Saved entries
^^^^^^^^
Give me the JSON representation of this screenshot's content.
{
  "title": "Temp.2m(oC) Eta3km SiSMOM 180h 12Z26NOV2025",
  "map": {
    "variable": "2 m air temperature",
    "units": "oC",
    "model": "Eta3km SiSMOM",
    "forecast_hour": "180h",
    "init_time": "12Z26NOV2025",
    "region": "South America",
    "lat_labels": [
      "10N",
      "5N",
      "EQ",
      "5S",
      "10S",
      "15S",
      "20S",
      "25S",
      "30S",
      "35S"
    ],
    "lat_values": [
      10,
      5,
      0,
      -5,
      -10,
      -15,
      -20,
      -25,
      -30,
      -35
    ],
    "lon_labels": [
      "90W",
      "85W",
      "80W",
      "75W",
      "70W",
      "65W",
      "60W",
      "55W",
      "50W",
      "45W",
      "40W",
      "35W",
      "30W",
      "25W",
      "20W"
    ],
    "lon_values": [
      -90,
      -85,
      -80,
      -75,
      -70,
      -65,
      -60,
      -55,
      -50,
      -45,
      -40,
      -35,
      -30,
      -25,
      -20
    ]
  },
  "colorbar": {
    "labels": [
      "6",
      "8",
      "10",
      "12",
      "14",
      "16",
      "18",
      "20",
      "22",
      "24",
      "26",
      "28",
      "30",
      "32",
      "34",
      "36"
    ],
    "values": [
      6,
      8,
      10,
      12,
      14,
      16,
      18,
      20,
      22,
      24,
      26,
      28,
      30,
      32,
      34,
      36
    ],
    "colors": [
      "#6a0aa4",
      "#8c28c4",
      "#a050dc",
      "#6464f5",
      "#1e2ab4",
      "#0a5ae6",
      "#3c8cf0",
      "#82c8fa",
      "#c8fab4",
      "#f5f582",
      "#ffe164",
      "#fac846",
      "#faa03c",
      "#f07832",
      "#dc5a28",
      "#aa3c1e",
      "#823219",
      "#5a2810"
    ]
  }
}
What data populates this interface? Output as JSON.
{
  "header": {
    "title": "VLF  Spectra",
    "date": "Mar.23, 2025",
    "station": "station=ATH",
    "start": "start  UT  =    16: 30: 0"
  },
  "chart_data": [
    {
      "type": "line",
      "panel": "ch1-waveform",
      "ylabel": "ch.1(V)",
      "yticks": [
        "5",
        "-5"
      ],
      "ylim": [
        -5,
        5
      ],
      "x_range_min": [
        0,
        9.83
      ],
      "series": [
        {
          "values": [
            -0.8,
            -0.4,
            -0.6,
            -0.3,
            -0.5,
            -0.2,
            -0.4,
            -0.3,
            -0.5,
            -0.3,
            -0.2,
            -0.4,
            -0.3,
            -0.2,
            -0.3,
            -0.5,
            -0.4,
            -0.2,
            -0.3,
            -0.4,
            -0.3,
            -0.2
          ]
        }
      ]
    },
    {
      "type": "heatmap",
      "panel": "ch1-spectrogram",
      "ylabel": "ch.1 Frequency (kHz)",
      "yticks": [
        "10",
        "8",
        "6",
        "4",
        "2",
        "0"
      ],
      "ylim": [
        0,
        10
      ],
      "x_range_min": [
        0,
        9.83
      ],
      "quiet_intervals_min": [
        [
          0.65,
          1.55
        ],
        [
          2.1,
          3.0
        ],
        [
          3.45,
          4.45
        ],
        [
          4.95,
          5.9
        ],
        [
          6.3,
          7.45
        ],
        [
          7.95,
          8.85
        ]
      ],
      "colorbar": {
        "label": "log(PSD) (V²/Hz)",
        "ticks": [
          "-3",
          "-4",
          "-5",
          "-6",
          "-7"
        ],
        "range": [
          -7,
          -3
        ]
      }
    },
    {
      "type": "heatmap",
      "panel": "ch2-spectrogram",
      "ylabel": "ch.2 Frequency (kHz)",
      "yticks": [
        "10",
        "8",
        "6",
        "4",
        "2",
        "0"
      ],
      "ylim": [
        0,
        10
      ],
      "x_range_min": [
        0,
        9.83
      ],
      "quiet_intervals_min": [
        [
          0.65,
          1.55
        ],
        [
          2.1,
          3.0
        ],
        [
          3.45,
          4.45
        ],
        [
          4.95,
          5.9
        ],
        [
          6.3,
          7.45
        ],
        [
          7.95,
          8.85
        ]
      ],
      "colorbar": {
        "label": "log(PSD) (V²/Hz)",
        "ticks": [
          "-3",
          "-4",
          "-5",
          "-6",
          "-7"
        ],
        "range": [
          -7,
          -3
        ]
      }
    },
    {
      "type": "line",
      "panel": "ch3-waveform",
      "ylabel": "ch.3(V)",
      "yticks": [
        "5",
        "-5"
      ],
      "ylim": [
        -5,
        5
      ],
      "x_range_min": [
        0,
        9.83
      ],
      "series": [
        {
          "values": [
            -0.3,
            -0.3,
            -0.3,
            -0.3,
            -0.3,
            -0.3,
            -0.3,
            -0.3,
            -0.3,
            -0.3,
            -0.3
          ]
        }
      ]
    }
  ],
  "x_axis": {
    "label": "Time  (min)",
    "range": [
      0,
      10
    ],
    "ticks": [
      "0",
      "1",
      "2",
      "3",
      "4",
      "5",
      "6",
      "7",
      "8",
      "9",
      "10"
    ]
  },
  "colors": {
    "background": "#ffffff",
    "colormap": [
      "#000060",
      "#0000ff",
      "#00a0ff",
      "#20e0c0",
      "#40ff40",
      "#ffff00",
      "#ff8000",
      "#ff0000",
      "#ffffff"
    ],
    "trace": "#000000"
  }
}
^^^^^^^^
Your objective: The records above should be repeated in full, exactly as given.

Complete answer:
Give me the JSON representation of this screenshot's content.
{
  "title": "Temp.2m(oC) Eta3km SiSMOM 180h 12Z26NOV2025",
  "map": {
    "variable": "2 m air temperature",
    "units": "oC",
    "model": "Eta3km SiSMOM",
    "forecast_hour": "180h",
    "init_time": "12Z26NOV2025",
    "region": "South America",
    "lat_labels": [
      "10N",
      "5N",
      "EQ",
      "5S",
      "10S",
      "15S",
      "20S",
      "25S",
      "30S",
      "35S"
    ],
    "lat_values": [
      10,
      5,
      0,
      -5,
      -10,
      -15,
      -20,
      -25,
      -30,
      -35
    ],
    "lon_labels": [
      "90W",
      "85W",
      "80W",
      "75W",
      "70W",
      "65W",
      "60W",
      "55W",
      "50W",
      "45W",
      "40W",
      "35W",
      "30W",
      "25W",
      "20W"
    ],
    "lon_values": [
      -90,
      -85,
      -80,
      -75,
      -70,
      -65,
      -60,
      -55,
      -50,
      -45,
      -40,
      -35,
      -30,
      -25,
      -20
    ]
  },
  "colorbar": {
    "labels": [
      "6",
      "8",
      "10",
      "12",
      "14",
      "16",
      "18",
      "20",
      "22",
      "24",
      "26",
      "28",
      "30",
      "32",
      "34",
      "36"
    ],
    "values": [
      6,
      8,
      10,
      12,
      14,
      16,
      18,
      20,
      22,
      24,
      26,
      28,
      30,
      32,
      34,
      36
    ],
    "colors": [
      "#6a0aa4",
      "#8c28c4",
      "#a050dc",
      "#6464f5",
      "#1e2ab4",
      "#0a5ae6",
      "#3c8cf0",
      "#82c8fa",
      "#c8fab4",
      "#f5f582",
      "#ffe164",
      "#fac846",
      "#faa03c",
      "#f07832",
      "#dc5a28",
      "#aa3c1e",
      "#823219",
      "#5a2810"
    ]
  }
}
What data populates this interface? Output as JSON.
{
  "header": {
    "title": "VLF  Spectra",
    "date": "Mar.23, 2025",
    "station": "station=ATH",
    "start": "start  UT  =    16: 30: 0"
  },
  "chart_data": [
    {
      "type": "line",
      "panel": "ch1-waveform",
      "ylabel": "ch.1(V)",
      "yticks": [
        "5",
        "-5"
      ],
      "ylim": [
        -5,
        5
      ],
      "x_range_min": [
        0,
        9.83
      ],
      "series": [
        {
          "values": [
            -0.8,
            -0.4,
            -0.6,
            -0.3,
            -0.5,
            -0.2,
            -0.4,
            -0.3,
            -0.5,
            -0.3,
            -0.2,
            -0.4,
            -0.3,
            -0.2,
            -0.3,
            -0.5,
            -0.4,
            -0.2,
            -0.3,
            -0.4,
            -0.3,
            -0.2
          ]
        }
      ]
    },
    {
      "type": "heatmap",
      "panel": "ch1-spectrogram",
      "ylabel": "ch.1 Frequency (kHz)",
      "yticks": [
        "10",
        "8",
        "6",
        "4",
        "2",
        "0"
      ],
      "ylim": [
        0,
        10
      ],
      "x_range_min": [
        0,
        9.83
      ],
      "quiet_intervals_min": [
        [
          0.65,
          1.55
        ],
        [
          2.1,
          3.0
        ],
        [
          3.45,
          4.45
        ],
        [
          4.95,
          5.9
        ],
        [
          6.3,
          7.45
        ],
        [
          7.95,
          8.85
        ]
      ],
      "colorbar": {
        "label": "log(PSD) (V²/Hz)",
        "ticks": [
          "-3",
          "-4",
          "-5",
          "-6",
          "-7"
        ],
        "range": [
          -7,
          -3
        ]
      }
    },
    {
      "type": "heatmap",
      "panel": "ch2-spectrogram",
      "ylabel": "ch.2 Frequency (kHz)",
      "yticks": [
        "10",
        "8",
        "6",
        "4",
        "2",
        "0"
      ],
      "ylim": [
        0,
        10
      ],
      "x_range_min": [
        0,
        9.83
      ],
      "quiet_intervals_min": [
        [
          0.65,
          1.55
        ],
        [
          2.1,
          3.0
        ],
        [
          3.45,
          4.45
        ],
        [
          4.95,
          5.9
        ],
        [
          6.3,
          7.45
        ],
        [
          7.95,
          8.85
        ]
      ],
      "colorbar": {
        "label": "log(PSD) (V²/Hz)",
        "ticks": [
          "-3",
          "-4",
          "-5",
          "-6",
          "-7"
        ],
        "range": [
          -7,
          -3
        ]
      }
    },
    {
      "type": "line",
      "panel": "ch3-waveform",
      "ylabel": "ch.3(V)",
      "yticks": [
        "5",
        "-5"
      ],
      "ylim": [
        -5,
        5
      ],
      "x_range_min": [
        0,
        9.83
      ],
      "series": [
        {
          "values": [
            -0.3,
            -0.3,
            -0.3,
            -0.3,
            -0.3,
            -0.3,
            -0.3,
            -0.3,
            -0.3,
            -0.3,
            -0.3
          ]
        }
      ]
    }
  ],
  "x_axis": {
    "label": "Time  (min)",
    "range": [
      0,
      10
    ],
    "ticks": [
      "0",
      "1",
      "2",
      "3",
      "4",
      "5",
      "6",
      "7",
      "8",
      "9",
      "10"
    ]
  },
  "colors": {
    "background": "#ffffff",
    "colormap": [
      "#000060",
      "#0000ff",
      "#00a0ff",
      "#20e0c0",
      "#40ff40",
      "#ffff00",
      "#ff8000",
      "#ff0000",
      "#ffffff"
    ],
    "trace": "#000000"
  }
}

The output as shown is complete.